REQUIRED WORK: Scan the data below for the string "axis". Show every line where it turns up.

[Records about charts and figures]
================

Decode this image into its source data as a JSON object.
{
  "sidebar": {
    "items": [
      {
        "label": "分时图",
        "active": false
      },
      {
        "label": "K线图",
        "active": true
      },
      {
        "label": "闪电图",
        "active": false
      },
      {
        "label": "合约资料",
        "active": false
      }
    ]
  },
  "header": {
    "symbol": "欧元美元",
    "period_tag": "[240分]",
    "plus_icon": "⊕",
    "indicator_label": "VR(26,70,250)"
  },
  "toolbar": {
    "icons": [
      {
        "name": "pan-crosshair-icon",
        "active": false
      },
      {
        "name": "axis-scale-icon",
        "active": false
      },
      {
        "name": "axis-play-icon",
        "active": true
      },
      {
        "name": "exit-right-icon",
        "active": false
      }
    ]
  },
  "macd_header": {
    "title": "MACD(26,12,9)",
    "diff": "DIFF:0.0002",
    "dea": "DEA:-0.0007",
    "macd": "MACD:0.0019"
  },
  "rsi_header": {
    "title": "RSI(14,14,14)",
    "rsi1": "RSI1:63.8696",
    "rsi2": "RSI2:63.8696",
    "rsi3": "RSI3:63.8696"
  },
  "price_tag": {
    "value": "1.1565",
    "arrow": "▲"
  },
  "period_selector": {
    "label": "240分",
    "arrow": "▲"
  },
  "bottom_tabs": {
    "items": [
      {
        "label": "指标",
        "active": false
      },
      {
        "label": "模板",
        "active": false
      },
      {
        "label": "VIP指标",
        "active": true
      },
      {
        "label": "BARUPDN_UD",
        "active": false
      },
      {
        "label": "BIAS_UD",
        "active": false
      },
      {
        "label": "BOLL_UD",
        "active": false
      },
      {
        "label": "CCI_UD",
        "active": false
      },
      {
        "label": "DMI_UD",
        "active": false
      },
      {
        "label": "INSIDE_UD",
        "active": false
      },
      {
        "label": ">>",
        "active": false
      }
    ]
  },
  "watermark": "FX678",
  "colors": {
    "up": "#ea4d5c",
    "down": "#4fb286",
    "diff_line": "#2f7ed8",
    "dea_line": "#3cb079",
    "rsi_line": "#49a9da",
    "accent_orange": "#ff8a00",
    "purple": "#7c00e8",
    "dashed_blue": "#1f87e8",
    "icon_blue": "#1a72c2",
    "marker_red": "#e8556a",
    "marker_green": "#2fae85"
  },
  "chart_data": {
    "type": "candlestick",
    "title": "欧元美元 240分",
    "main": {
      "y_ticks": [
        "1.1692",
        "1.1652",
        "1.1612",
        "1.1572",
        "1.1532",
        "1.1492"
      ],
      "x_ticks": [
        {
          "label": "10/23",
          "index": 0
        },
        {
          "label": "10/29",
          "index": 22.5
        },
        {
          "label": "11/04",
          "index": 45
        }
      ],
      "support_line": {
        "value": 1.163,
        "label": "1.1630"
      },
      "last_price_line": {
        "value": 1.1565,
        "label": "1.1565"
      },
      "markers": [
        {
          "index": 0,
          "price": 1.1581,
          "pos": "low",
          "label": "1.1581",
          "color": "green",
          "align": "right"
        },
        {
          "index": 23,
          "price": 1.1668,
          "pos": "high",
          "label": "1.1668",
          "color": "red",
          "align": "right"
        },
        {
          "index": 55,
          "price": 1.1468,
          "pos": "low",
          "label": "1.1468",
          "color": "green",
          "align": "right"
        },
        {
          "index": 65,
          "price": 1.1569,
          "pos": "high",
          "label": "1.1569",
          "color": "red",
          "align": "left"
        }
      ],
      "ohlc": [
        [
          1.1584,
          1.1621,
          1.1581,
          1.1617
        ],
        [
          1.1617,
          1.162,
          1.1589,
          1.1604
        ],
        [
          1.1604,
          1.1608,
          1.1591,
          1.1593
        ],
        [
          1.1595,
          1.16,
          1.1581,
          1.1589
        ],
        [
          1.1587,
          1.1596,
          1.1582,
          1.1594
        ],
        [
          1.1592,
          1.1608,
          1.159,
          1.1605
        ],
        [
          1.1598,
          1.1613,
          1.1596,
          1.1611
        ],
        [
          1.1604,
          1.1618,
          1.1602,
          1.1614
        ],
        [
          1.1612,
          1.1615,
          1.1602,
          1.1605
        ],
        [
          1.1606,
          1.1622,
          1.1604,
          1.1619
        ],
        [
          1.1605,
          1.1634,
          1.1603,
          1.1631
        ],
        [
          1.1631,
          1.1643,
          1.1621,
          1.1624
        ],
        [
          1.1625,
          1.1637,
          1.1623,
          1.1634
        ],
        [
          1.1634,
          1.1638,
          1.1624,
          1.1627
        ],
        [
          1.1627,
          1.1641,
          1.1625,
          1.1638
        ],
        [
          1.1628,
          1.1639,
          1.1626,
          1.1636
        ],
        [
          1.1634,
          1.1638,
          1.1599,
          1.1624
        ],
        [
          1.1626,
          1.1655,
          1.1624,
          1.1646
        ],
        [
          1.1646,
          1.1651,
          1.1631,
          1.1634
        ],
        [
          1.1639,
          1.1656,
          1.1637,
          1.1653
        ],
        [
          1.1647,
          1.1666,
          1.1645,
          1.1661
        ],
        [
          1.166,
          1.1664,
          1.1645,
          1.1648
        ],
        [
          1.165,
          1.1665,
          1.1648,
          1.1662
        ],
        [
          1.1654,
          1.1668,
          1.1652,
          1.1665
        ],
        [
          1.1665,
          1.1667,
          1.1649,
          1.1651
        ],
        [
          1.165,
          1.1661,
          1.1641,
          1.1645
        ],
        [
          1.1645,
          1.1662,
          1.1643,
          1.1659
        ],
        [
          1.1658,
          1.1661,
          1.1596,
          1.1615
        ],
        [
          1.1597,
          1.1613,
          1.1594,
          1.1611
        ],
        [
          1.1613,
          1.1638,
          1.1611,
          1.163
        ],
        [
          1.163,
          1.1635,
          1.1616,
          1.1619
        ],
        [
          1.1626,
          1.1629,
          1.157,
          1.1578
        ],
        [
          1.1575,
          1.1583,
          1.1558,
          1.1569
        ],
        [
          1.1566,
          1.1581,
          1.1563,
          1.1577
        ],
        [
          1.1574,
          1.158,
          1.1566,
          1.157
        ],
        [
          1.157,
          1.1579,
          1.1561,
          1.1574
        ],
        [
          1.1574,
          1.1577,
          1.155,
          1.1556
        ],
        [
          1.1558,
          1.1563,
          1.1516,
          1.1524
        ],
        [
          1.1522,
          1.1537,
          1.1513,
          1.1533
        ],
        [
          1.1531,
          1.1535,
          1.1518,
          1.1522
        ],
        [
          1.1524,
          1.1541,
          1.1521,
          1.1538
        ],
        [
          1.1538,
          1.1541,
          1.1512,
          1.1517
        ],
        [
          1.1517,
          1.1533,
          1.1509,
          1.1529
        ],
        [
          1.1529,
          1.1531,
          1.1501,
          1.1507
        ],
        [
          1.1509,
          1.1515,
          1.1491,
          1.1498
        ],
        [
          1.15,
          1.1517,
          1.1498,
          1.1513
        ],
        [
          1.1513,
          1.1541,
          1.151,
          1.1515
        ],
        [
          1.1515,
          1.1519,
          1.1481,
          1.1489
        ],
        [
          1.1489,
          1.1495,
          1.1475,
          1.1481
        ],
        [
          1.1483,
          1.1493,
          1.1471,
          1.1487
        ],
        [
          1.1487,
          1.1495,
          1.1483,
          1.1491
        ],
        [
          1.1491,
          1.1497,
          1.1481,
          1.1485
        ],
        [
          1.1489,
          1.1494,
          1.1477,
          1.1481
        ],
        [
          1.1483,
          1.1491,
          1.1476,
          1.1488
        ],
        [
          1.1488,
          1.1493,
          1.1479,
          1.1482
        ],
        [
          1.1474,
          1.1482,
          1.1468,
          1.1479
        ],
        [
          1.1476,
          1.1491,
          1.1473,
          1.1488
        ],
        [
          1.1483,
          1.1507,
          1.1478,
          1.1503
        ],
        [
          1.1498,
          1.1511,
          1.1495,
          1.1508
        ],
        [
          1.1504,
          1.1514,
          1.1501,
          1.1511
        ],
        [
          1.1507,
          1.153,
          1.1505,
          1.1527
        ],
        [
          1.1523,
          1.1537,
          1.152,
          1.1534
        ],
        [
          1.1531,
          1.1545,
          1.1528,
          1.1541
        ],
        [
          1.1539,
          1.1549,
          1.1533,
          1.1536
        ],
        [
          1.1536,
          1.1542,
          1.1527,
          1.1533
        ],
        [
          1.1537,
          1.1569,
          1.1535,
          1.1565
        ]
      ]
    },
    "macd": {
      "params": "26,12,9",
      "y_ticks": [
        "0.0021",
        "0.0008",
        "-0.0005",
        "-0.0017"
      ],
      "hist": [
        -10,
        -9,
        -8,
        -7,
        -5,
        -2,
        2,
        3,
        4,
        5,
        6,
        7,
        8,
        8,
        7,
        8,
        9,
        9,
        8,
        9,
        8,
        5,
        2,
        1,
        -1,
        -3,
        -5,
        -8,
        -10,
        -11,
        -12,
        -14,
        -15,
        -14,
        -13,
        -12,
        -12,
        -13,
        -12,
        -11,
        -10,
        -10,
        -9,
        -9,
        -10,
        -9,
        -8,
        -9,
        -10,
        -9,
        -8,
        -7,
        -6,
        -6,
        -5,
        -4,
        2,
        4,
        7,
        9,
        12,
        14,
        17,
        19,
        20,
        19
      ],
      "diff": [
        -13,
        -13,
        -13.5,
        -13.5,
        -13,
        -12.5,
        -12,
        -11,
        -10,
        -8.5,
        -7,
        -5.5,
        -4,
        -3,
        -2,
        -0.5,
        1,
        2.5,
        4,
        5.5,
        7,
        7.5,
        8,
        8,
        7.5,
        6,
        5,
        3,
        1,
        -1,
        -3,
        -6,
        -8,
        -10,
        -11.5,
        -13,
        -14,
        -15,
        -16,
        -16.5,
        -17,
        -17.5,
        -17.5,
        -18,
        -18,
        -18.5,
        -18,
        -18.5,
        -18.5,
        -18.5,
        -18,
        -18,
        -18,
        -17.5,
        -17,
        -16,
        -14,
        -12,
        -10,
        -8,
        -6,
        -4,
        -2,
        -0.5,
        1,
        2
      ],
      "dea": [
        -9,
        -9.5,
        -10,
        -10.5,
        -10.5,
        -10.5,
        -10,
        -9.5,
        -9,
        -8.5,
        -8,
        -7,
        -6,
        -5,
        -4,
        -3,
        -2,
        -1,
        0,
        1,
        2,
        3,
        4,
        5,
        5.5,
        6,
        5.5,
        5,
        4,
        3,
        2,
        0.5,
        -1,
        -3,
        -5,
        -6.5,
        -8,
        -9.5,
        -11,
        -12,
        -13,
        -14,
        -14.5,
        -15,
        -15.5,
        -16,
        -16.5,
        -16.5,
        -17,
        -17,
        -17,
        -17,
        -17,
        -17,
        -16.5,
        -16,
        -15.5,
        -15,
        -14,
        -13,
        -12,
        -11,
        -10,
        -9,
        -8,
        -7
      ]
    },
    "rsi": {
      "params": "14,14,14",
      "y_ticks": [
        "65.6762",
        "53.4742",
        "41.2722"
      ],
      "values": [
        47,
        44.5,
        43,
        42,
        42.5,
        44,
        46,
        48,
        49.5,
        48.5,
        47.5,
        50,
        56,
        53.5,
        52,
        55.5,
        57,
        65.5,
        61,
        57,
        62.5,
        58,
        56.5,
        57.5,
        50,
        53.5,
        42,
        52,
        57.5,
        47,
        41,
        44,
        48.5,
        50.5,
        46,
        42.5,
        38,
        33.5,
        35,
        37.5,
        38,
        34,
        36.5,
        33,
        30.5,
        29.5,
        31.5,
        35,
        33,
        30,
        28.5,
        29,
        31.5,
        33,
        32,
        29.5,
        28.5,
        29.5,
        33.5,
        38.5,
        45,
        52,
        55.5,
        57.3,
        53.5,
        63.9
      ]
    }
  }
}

================

OUTPUT OF THE TASK:
        "name": "axis-scale-icon",
        "name": "axis-play-icon",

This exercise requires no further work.